Do this: Return all of the entries exactly as written.

Material for this task:
────────────────

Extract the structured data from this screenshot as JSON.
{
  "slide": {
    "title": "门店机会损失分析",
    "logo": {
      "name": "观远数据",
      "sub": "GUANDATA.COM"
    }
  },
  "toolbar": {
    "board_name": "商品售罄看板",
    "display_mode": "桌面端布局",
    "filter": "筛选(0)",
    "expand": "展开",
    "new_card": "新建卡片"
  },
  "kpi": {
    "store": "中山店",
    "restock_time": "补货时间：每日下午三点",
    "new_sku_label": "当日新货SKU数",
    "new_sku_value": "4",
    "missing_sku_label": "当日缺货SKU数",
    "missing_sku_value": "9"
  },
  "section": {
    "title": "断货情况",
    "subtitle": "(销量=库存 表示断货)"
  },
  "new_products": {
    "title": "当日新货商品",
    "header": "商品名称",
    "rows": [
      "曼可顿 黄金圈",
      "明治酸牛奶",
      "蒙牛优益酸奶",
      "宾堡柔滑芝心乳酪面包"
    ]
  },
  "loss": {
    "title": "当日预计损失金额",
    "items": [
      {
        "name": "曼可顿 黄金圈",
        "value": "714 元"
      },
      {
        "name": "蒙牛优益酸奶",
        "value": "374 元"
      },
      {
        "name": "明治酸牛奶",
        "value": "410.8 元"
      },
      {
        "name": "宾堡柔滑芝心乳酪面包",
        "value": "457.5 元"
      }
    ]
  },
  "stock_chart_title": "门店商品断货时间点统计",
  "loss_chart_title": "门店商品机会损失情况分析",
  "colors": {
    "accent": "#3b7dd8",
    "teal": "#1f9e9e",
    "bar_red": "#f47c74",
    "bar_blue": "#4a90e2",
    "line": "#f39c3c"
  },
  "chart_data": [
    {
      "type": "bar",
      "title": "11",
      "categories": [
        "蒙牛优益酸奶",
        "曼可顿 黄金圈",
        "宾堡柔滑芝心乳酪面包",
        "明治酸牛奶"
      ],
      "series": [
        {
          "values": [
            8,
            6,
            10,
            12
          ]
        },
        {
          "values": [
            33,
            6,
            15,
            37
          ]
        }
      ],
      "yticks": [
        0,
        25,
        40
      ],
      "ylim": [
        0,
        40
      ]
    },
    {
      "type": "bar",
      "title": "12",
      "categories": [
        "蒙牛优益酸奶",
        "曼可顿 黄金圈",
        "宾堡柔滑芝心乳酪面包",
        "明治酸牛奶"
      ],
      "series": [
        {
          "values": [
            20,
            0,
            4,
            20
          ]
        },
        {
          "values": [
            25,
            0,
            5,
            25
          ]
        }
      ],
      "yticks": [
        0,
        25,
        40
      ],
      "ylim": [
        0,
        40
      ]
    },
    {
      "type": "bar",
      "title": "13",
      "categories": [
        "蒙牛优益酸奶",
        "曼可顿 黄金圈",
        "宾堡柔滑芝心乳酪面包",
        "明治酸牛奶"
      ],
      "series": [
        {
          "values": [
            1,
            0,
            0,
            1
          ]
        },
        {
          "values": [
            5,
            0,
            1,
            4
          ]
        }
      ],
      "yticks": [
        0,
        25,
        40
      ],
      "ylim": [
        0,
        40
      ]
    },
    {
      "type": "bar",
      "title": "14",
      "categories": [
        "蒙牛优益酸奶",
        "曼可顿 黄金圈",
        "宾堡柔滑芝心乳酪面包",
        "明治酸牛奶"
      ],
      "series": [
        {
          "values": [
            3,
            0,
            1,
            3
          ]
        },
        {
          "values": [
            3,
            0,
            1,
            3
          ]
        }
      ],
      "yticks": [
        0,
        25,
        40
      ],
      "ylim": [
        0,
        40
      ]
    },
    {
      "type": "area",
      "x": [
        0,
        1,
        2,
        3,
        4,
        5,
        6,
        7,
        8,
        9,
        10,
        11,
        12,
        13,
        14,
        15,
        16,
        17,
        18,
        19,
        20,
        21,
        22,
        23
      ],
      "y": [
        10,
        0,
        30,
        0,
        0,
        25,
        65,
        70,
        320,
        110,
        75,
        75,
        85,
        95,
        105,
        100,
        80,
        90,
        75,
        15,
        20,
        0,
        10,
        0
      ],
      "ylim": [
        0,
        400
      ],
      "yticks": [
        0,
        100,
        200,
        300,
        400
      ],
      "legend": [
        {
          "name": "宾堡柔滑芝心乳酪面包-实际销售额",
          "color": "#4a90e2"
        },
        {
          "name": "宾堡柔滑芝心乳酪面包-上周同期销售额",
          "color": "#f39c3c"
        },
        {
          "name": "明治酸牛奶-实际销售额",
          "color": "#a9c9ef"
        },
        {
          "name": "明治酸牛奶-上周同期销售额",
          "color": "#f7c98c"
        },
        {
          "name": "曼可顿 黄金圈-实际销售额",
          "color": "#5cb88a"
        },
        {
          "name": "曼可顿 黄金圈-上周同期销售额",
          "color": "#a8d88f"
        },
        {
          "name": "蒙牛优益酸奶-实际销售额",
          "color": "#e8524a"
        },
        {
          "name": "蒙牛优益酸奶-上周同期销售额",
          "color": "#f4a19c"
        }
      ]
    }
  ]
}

────────────────

Solution for this task:
Extract the structured data from this screenshot as JSON.
{
  "slide": {
    "title": "门店机会损失分析",
    "logo": {
      "name": "观远数据",
      "sub": "GUANDATA.COM"
    }
  },
  "toolbar": {
    "board_name": "商品售罄看板",
    "display_mode": "桌面端布局",
    "filter": "筛选(0)",
    "expand": "展开",
    "new_card": "新建卡片"
  },
  "kpi": {
    "store": "中山店",
    "restock_time": "补货时间：每日下午三点",
    "new_sku_label": "当日新货SKU数",
    "new_sku_value": "4",
    "missing_sku_label": "当日缺货SKU数",
    "missing_sku_value": "9"
  },
  "section": {
    "title": "断货情况",
    "subtitle": "(销量=库存 表示断货)"
  },
  "new_products": {
    "title": "当日新货商品",
    "header": "商品名称",
    "rows": [
      "曼可顿 黄金圈",
      "明治酸牛奶",
      "蒙牛优益酸奶",
      "宾堡柔滑芝心乳酪面包"
    ]
  },
  "loss": {
    "title": "当日预计损失金额",
    "items": [
      {
        "name": "曼可顿 黄金圈",
        "value": "714 元"
      },
      {
        "name": "蒙牛优益酸奶",
        "value": "374 元"
      },
      {
        "name": "明治酸牛奶",
        "value": "410.8 元"
      },
      {
        "name": "宾堡柔滑芝心乳酪面包",
        "value": "457.5 元"
      }
    ]
  },
  "stock_chart_title": "门店商品断货时间点统计",
  "loss_chart_title": "门店商品机会损失情况分析",
  "colors": {
    "accent": "#3b7dd8",
    "teal": "#1f9e9e",
    "bar_red": "#f47c74",
    "bar_blue": "#4a90e2",
    "line": "#f39c3c"
  },
  "chart_data": [
    {
      "type": "bar",
      "title": "11",
      "categories": [
        "蒙牛优益酸奶",
        "曼可顿 黄金圈",
        "宾堡柔滑芝心乳酪面包",
        "明治酸牛奶"
      ],
      "series": [
        {
          "values": [
            8,
            6,
            10,
            12
          ]
        },
        {
          "values": [
            33,
            6,
            15,
            37
          ]
        }
      ],
      "yticks": [
        0,
        25,
        40
      ],
      "ylim": [
        0,
        40
      ]
    },
    {
      "type": "bar",
      "title": "12",
      "categories": [
        "蒙牛优益酸奶",
        "曼可顿 黄金圈",
        "宾堡柔滑芝心乳酪面包",
        "明治酸牛奶"
      ],
      "series": [
        {
          "values": [
            20,
            0,
            4,
            20
          ]
        },
        {
          "values": [
            25,
            0,
            5,
            25
          ]
        }
      ],
      "yticks": [
        0,
        25,
        40
      ],
      "ylim": [
        0,
        40
      ]
    },
    {
      "type": "bar",
      "title": "13",
      "categories": [
        "蒙牛优益酸奶",
        "曼可顿 黄金圈",
        "宾堡柔滑芝心乳酪面包",
        "明治酸牛奶"
      ],
      "series": [
        {
          "values": [
            1,
            0,
            0,
            1
          ]
        },
        {
          "values": [
            5,
            0,
            1,
            4
          ]
        }
      ],
      "yticks": [
        0,
        25,
        40
      ],
      "ylim": [
        0,
        40
      ]
    },
    {
      "type": "bar",
      "title": "14",
      "categories": [
        "蒙牛优益酸奶",
        "曼可顿 黄金圈",
        "宾堡柔滑芝心乳酪面包",
        "明治酸牛奶"
      ],
      "series": [
        {
          "values": [
            3,
            0,
            1,
            3
          ]
        },
        {
          "values": [
            3,
            0,
            1,
            3
          ]
        }
      ],
      "yticks": [
        0,
        25,
        40
      ],
      "ylim": [
        0,
        40
      ]
    },
    {
      "type": "area",
      "x": [
        0,
        1,
        2,
        3,
        4,
        5,
        6,
        7,
        8,
        9,
        10,
        11,
        12,
        13,
        14,
        15,
        16,
        17,
        18,
        19,
        20,
        21,
        22,
        23
      ],
      "y": [
        10,
        0,
        30,
        0,
        0,
        25,
        65,
        70,
        320,
        110,
        75,
        75,
        85,
        95,
        105,
        100,
        80,
        90,
        75,
        15,
        20,
        0,
        10,
        0
      ],
      "ylim": [
        0,
        400
      ],
      "yticks": [
        0,
        100,
        200,
        300,
        400
      ],
      "legend": [
        {
          "name": "宾堡柔滑芝心乳酪面包-实际销售额",
          "color": "#4a90e2"
        },
        {
          "name": "宾堡柔滑芝心乳酪面包-上周同期销售额",
          "color": "#f39c3c"
        },
        {
          "name": "明治酸牛奶-实际销售额",
          "color": "#a9c9ef"
        },
        {
          "name": "明治酸牛奶-上周同期销售额",
          "color": "#f7c98c"
        },
        {
          "name": "曼可顿 黄金圈-实际销售额",
          "color": "#5cb88a"
        },
        {
          "name": "曼可顿 黄金圈-上周同期销售额",
          "color": "#a8d88f"
        },
        {
          "name": "蒙牛优益酸奶-实际销售额",
          "color": "#e8524a"
        },
        {
          "name": "蒙牛优益酸奶-上周同期销售额",
          "color": "#f4a19c"
        }
      ]
    }
  ]
}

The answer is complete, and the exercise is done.